■ GOAL: Your task is to output the listing word for word, with pictures excluded.
··· DATASET ENTRIES
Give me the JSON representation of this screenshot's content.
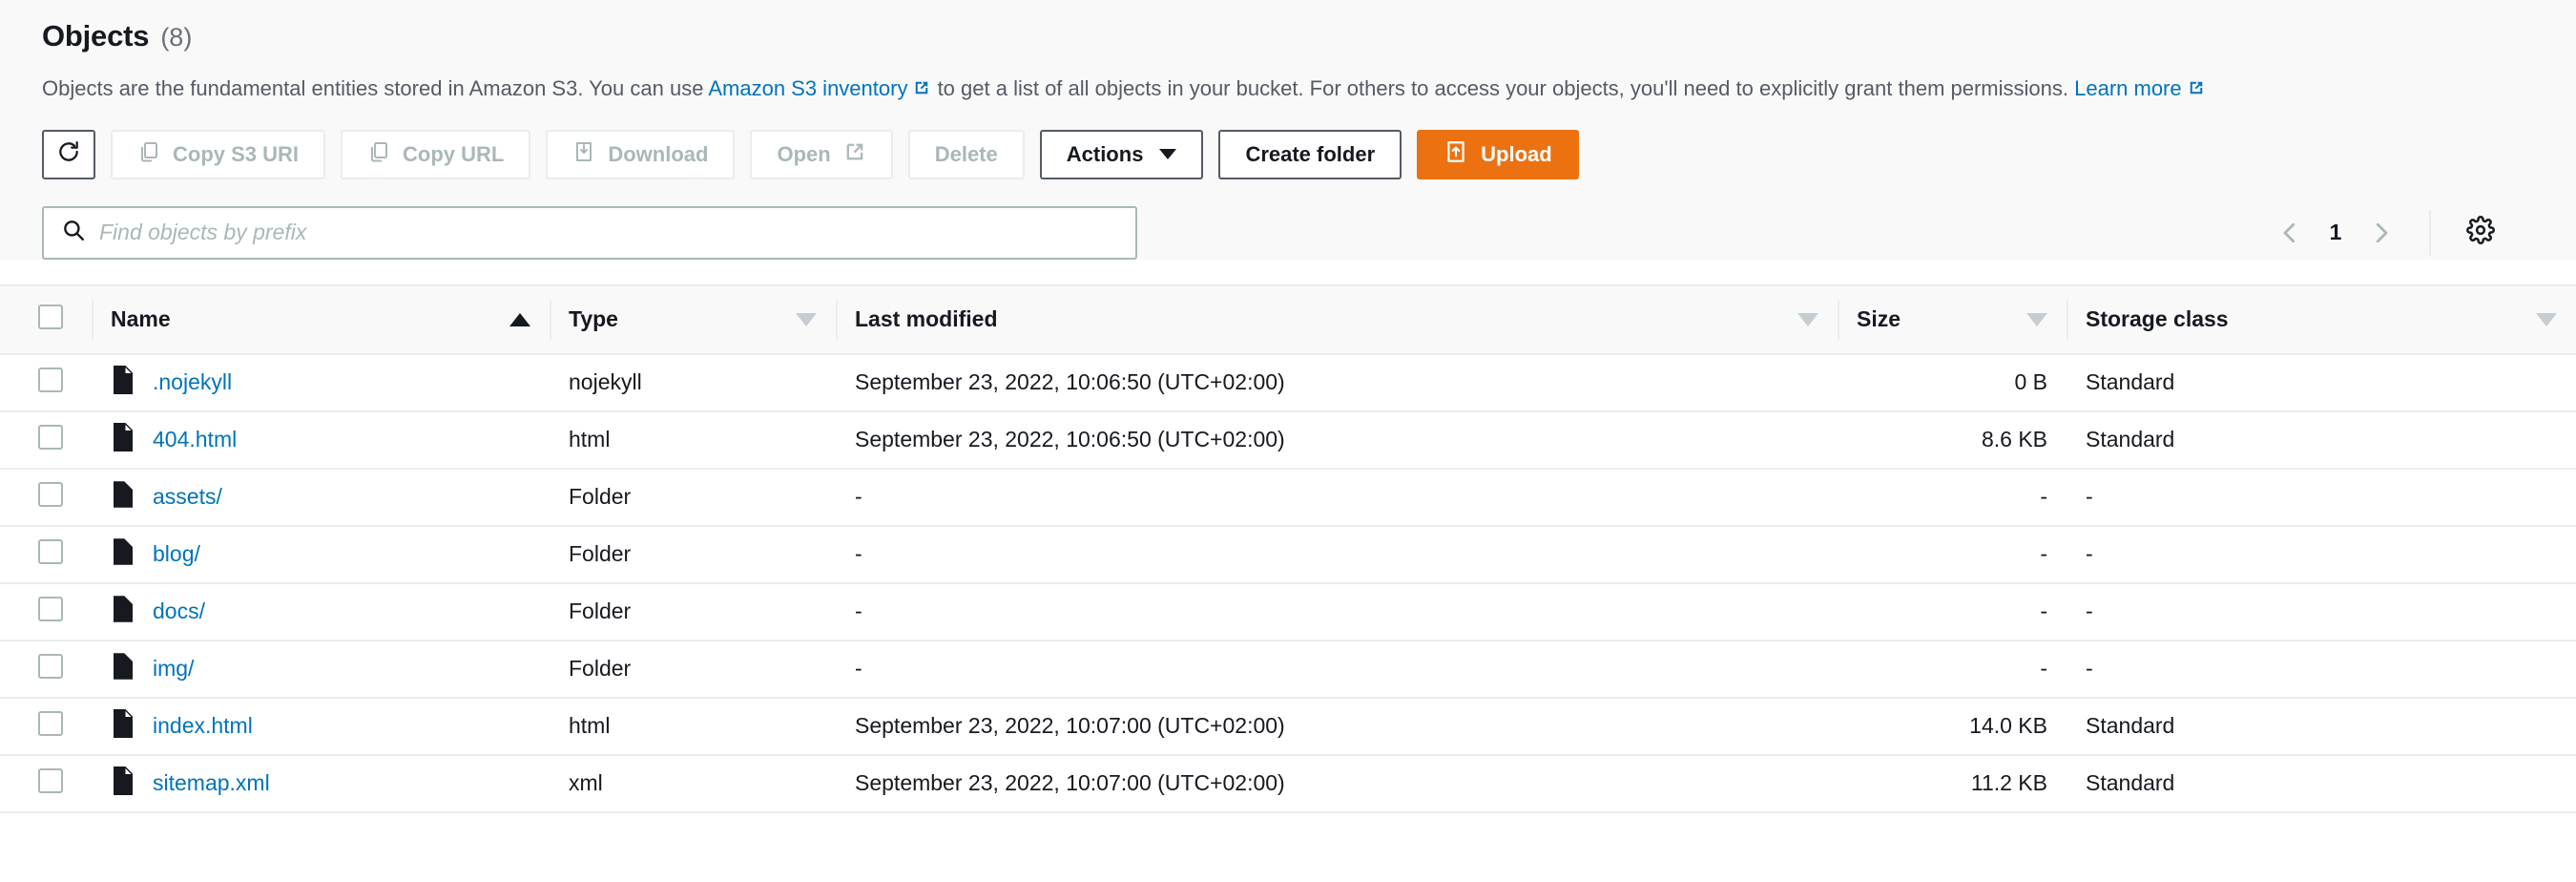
{
  "header": {
    "title": "Objects",
    "count": "(8)",
    "description_part1": "Objects are the fundamental entities stored in Amazon S3. You can use ",
    "inventory_link": "Amazon S3 inventory",
    "description_part2": " to get a list of all objects in your bucket. For others to access your objects, you'll need to explicitly grant them permissions. ",
    "learn_more_link": "Learn more"
  },
  "toolbar": {
    "refresh_label": "",
    "refresh_icon": "refresh-icon",
    "copy_s3_uri_label": "Copy S3 URI",
    "copy_url_label": "Copy URL",
    "download_label": "Download",
    "open_label": "Open",
    "delete_label": "Delete",
    "actions_label": "Actions",
    "create_folder_label": "Create folder",
    "upload_label": "Upload"
  },
  "search": {
    "placeholder": "Find objects by prefix",
    "value": "",
    "icon": "search-icon"
  },
  "pagination": {
    "prev_icon": "chevron-left-icon",
    "page": "1",
    "next_icon": "chevron-right-icon",
    "settings_icon": "gear-icon"
  },
  "table": {
    "columns": [
      {
        "label": "Name",
        "sort": "asc-active"
      },
      {
        "label": "Type",
        "sort": "inactive"
      },
      {
        "label": "Last modified",
        "sort": "inactive"
      },
      {
        "label": "Size",
        "sort": "inactive"
      },
      {
        "label": "Storage class",
        "sort": "inactive"
      }
    ],
    "rows": [
      {
        "icon": "file-icon",
        "name": ".nojekyll",
        "type": "nojekyll",
        "modified": "September 23, 2022, 10:06:50 (UTC+02:00)",
        "size": "0 B",
        "storage_class": "Standard"
      },
      {
        "icon": "file-icon",
        "name": "404.html",
        "type": "html",
        "modified": "September 23, 2022, 10:06:50 (UTC+02:00)",
        "size": "8.6 KB",
        "storage_class": "Standard"
      },
      {
        "icon": "folder-icon",
        "name": "assets/",
        "type": "Folder",
        "modified": "-",
        "size": "-",
        "storage_class": "-"
      },
      {
        "icon": "folder-icon",
        "name": "blog/",
        "type": "Folder",
        "modified": "-",
        "size": "-",
        "storage_class": "-"
      },
      {
        "icon": "folder-icon",
        "name": "docs/",
        "type": "Folder",
        "modified": "-",
        "size": "-",
        "storage_class": "-"
      },
      {
        "icon": "folder-icon",
        "name": "img/",
        "type": "Folder",
        "modified": "-",
        "size": "-",
        "storage_class": "-"
      },
      {
        "icon": "file-icon",
        "name": "index.html",
        "type": "html",
        "modified": "September 23, 2022, 10:07:00 (UTC+02:00)",
        "size": "14.0 KB",
        "storage_class": "Standard"
      },
      {
        "icon": "file-icon",
        "name": "sitemap.xml",
        "type": "xml",
        "modified": "September 23, 2022, 10:07:00 (UTC+02:00)",
        "size": "11.2 KB",
        "storage_class": "Standard"
      }
    ]
  },
  "colors": {
    "link": "#0073bb",
    "primary_button": "#ec7211",
    "text": "#16191f",
    "muted": "#545b64",
    "disabled": "#aab7b8",
    "border": "#eaeded",
    "header_bg": "#f9f9fa"
  }
}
······
■ SOLVED EXERCISE:
Give me the JSON representation of this screenshot's content.
{
  "header": {
    "title": "Objects",
    "count": "(8)",
    "description_part1": "Objects are the fundamental entities stored in Amazon S3. You can use ",
    "inventory_link": "Amazon S3 inventory",
    "description_part2": " to get a list of all objects in your bucket. For others to access your objects, you'll need to explicitly grant them permissions. ",
    "learn_more_link": "Learn more"
  },
  "toolbar": {
    "refresh_label": "",
    "refresh_icon": "refresh-icon",
    "copy_s3_uri_label": "Copy S3 URI",
    "copy_url_label": "Copy URL",
    "download_label": "Download",
    "open_label": "Open",
    "delete_label": "Delete",
    "actions_label": "Actions",
    "create_folder_label": "Create folder",
    "upload_label": "Upload"
  },
  "search": {
    "placeholder": "Find objects by prefix",
    "value": "",
    "icon": "search-icon"
  },
  "pagination": {
    "prev_icon": "chevron-left-icon",
    "page": "1",
    "next_icon": "chevron-right-icon",
    "settings_icon": "gear-icon"
  },
  "table": {
    "columns": [
      {
        "label": "Name",
        "sort": "asc-active"
      },
      {
        "label": "Type",
        "sort": "inactive"
      },
      {
        "label": "Last modified",
        "sort": "inactive"
      },
      {
        "label": "Size",
        "sort": "inactive"
      },
      {
        "label": "Storage class",
        "sort": "inactive"
      }
    ],
    "rows": [
      {
        "icon": "file-icon",
        "name": ".nojekyll",
        "type": "nojekyll",
        "modified": "September 23, 2022, 10:06:50 (UTC+02:00)",
        "size": "0 B",
        "storage_class": "Standard"
      },
      {
        "icon": "file-icon",
        "name": "404.html",
        "type": "html",
        "modified": "September 23, 2022, 10:06:50 (UTC+02:00)",
        "size": "8.6 KB",
        "storage_class": "Standard"
      },
      {
        "icon": "folder-icon",
        "name": "assets/",
        "type": "Folder",
        "modified": "-",
        "size": "-",
        "storage_class": "-"
      },
      {
        "icon": "folder-icon",
        "name": "blog/",
        "type": "Folder",
        "modified": "-",
        "size": "-",
        "storage_class": "-"
      },
      {
        "icon": "folder-icon",
        "name": "docs/",
        "type": "Folder",
        "modified": "-",
        "size": "-",
        "storage_class": "-"
      },
      {
        "icon": "folder-icon",
        "name": "img/",
        "type": "Folder",
        "modified": "-",
        "size": "-",
        "storage_class": "-"
      },
      {
        "icon": "file-icon",
        "name": "index.html",
        "type": "html",
        "modified": "September 23, 2022, 10:07:00 (UTC+02:00)",
        "size": "14.0 KB",
        "storage_class": "Standard"
      },
      {
        "icon": "file-icon",
        "name": "sitemap.xml",
        "type": "xml",
        "modified": "September 23, 2022, 10:07:00 (UTC+02:00)",
        "size": "11.2 KB",
        "storage_class": "Standard"
      }
    ]
  },
  "colors": {
    "link": "#0073bb",
    "primary_button": "#ec7211",
    "text": "#16191f",
    "muted": "#545b64",
    "disabled": "#aab7b8",
    "border": "#eaeded",
    "header_bg": "#f9f9fa"
  }
}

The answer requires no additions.